PROBLEM DESCRIPTION →
Set down the full listing exactly, character for character.

Excerpt from a dataset →
▶

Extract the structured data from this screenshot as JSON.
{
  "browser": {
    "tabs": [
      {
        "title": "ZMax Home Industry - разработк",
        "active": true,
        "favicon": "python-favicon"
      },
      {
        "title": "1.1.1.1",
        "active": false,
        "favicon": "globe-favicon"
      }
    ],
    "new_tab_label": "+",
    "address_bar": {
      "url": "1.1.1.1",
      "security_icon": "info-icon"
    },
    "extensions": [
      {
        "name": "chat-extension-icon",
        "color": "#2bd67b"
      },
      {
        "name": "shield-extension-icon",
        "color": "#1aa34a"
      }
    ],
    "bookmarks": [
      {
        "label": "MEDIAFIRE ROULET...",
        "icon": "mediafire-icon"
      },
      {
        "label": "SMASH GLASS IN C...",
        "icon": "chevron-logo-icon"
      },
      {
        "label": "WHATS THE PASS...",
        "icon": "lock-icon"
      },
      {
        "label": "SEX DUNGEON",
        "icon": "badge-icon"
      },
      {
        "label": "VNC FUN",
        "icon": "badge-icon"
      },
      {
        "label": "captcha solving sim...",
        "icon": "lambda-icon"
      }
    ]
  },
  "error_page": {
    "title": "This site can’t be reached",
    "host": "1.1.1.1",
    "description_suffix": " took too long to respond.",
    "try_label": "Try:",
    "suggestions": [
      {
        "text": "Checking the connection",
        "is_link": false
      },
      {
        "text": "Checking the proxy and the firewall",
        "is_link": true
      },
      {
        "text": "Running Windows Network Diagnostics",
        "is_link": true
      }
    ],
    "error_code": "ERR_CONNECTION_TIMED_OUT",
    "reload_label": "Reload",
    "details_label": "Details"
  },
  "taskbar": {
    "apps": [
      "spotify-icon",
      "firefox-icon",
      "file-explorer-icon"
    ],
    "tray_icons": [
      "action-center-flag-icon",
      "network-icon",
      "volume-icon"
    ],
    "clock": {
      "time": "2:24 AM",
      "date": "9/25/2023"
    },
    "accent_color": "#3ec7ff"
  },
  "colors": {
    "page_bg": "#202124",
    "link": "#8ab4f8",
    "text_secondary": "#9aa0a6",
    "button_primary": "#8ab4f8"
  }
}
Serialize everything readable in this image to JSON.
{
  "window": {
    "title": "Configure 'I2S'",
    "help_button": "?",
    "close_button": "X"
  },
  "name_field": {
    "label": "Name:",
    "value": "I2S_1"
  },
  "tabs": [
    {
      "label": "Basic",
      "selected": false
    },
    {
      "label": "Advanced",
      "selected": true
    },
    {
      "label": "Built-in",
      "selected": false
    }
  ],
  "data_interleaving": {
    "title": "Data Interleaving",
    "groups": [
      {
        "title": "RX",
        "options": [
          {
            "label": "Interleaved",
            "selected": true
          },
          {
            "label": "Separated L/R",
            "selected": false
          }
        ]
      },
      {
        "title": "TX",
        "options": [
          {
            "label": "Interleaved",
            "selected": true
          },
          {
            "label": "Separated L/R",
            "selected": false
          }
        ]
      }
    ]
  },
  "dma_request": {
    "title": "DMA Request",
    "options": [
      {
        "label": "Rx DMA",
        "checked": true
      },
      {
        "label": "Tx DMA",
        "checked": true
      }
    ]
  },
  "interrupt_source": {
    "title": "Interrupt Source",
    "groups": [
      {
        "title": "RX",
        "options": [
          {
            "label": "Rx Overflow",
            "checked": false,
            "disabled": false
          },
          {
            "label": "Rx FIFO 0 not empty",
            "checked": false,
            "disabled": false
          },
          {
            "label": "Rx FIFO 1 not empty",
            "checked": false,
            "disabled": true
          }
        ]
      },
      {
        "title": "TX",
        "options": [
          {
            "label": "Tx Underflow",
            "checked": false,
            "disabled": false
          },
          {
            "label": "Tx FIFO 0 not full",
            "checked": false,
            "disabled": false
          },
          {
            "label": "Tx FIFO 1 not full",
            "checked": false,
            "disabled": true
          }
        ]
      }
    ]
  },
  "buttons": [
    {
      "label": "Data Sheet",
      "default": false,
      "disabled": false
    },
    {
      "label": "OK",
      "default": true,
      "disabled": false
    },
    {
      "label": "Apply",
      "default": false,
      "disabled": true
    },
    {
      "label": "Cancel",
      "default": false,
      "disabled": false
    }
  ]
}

◀

FINAL RESULT →
Extract the structured data from this screenshot as JSON.
{
  "browser": {
    "tabs": [
      {
        "title": "ZMax Home Industry - разработк",
        "active": true,
        "favicon": "python-favicon"
      },
      {
        "title": "1.1.1.1",
        "active": false,
        "favicon": "globe-favicon"
      }
    ],
    "new_tab_label": "+",
    "address_bar": {
      "url": "1.1.1.1",
      "security_icon": "info-icon"
    },
    "extensions": [
      {
        "name": "chat-extension-icon",
        "color": "#2bd67b"
      },
      {
        "name": "shield-extension-icon",
        "color": "#1aa34a"
      }
    ],
    "bookmarks": [
      {
        "label": "MEDIAFIRE ROULET...",
        "icon": "mediafire-icon"
      },
      {
        "label": "SMASH GLASS IN C...",
        "icon": "chevron-logo-icon"
      },
      {
        "label": "WHATS THE PASS...",
        "icon": "lock-icon"
      },
      {
        "label": "SEX DUNGEON",
        "icon": "badge-icon"
      },
      {
        "label": "VNC FUN",
        "icon": "badge-icon"
      },
      {
        "label": "captcha solving sim...",
        "icon": "lambda-icon"
      }
    ]
  },
  "error_page": {
    "title": "This site can’t be reached",
    "host": "1.1.1.1",
    "description_suffix": " took too long to respond.",
    "try_label": "Try:",
    "suggestions": [
      {
        "text": "Checking the connection",
        "is_link": false
      },
      {
        "text": "Checking the proxy and the firewall",
        "is_link": true
      },
      {
        "text": "Running Windows Network Diagnostics",
        "is_link": true
      }
    ],
    "error_code": "ERR_CONNECTION_TIMED_OUT",
    "reload_label": "Reload",
    "details_label": "Details"
  },
  "taskbar": {
    "apps": [
      "spotify-icon",
      "firefox-icon",
      "file-explorer-icon"
    ],
    "tray_icons": [
      "action-center-flag-icon",
      "network-icon",
      "volume-icon"
    ],
    "clock": {
      "time": "2:24 AM",
      "date": "9/25/2023"
    },
    "accent_color": "#3ec7ff"
  },
  "colors": {
    "page_bg": "#202124",
    "link": "#8ab4f8",
    "text_secondary": "#9aa0a6",
    "button_primary": "#8ab4f8"
  }
}
Serialize everything readable in this image to JSON.
{
  "window": {
    "title": "Configure 'I2S'",
    "help_button": "?",
    "close_button": "X"
  },
  "name_field": {
    "label": "Name:",
    "value": "I2S_1"
  },
  "tabs": [
    {
      "label": "Basic",
      "selected": false
    },
    {
      "label": "Advanced",
      "selected": true
    },
    {
      "label": "Built-in",
      "selected": false
    }
  ],
  "data_interleaving": {
    "title": "Data Interleaving",
    "groups": [
      {
        "title": "RX",
        "options": [
          {
            "label": "Interleaved",
            "selected": true
          },
          {
            "label": "Separated L/R",
            "selected": false
          }
        ]
      },
      {
        "title": "TX",
        "options": [
          {
            "label": "Interleaved",
            "selected": true
          },
          {
            "label": "Separated L/R",
            "selected": false
          }
        ]
      }
    ]
  },
  "dma_request": {
    "title": "DMA Request",
    "options": [
      {
        "label": "Rx DMA",
        "checked": true
      },
      {
        "label": "Tx DMA",
        "checked": true
      }
    ]
  },
  "interrupt_source": {
    "title": "Interrupt Source",
    "groups": [
      {
        "title": "RX",
        "options": [
          {
            "label": "Rx Overflow",
            "checked": false,
            "disabled": false
          },
          {
            "label": "Rx FIFO 0 not empty",
            "checked": false,
            "disabled": false
          },
          {
            "label": "Rx FIFO 1 not empty",
            "checked": false,
            "disabled": true
          }
        ]
      },
      {
        "title": "TX",
        "options": [
          {
            "label": "Tx Underflow",
            "checked": false,
            "disabled": false
          },
          {
            "label": "Tx FIFO 0 not full",
            "checked": false,
            "disabled": false
          },
          {
            "label": "Tx FIFO 1 not full",
            "checked": false,
            "disabled": true
          }
        ]
      }
    ]
  },
  "buttons": [
    {
      "label": "Data Sheet",
      "default": false,
      "disabled": false
    },
    {
      "label": "OK",
      "default": true,
      "disabled": false
    },
    {
      "label": "Apply",
      "default": false,
      "disabled": true
    },
    {
      "label": "Cancel",
      "default": false,
      "disabled": false
    }
  ]
}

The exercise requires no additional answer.